— GIVEN PROBLEM —
Return the records in full, exactly as given.

— RECORDS SHOWN —
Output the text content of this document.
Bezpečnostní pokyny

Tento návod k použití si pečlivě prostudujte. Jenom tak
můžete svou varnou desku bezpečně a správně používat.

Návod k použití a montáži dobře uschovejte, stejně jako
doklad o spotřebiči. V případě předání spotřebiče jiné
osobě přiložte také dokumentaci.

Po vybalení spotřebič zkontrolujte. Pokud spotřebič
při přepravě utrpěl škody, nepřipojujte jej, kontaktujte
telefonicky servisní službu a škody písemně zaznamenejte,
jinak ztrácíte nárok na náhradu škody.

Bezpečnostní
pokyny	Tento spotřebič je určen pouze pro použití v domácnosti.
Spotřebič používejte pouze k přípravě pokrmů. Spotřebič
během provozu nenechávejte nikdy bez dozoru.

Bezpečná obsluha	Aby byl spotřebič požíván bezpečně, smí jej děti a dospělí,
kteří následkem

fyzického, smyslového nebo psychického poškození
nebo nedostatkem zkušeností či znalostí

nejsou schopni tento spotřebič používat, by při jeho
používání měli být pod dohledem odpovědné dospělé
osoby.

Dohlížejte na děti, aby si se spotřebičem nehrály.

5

— RESPONSE TO THIS EXERCISE —
Output the text content of this document.
Bezpečnostní pokyny

Tento návod k použití si pečlivě prostudujte. Jenom tak
můžete svou varnou desku bezpečně a správně používat.

Návod k použití a montáži dobře uschovejte, stejně jako
doklad o spotřebiči. V případě předání spotřebiče jiné
osobě přiložte také dokumentaci.

Po vybalení spotřebič zkontrolujte. Pokud spotřebič
při přepravě utrpěl škody, nepřipojujte jej, kontaktujte
telefonicky servisní službu a škody písemně zaznamenejte,
jinak ztrácíte nárok na náhradu škody.

Bezpečnostní
pokyny	Tento spotřebič je určen pouze pro použití v domácnosti.
Spotřebič používejte pouze k přípravě pokrmů. Spotřebič
během provozu nenechávejte nikdy bez dozoru.

Bezpečná obsluha	Aby byl spotřebič požíván bezpečně, smí jej děti a dospělí,
kteří následkem

fyzického, smyslového nebo psychického poškození
nebo nedostatkem zkušeností či znalostí

nejsou schopni tento spotřebič používat, by při jeho
používání měli být pod dohledem odpovědné dospělé
osoby.

Dohlížejte na děti, aby si se spotřebičem nehrály.

5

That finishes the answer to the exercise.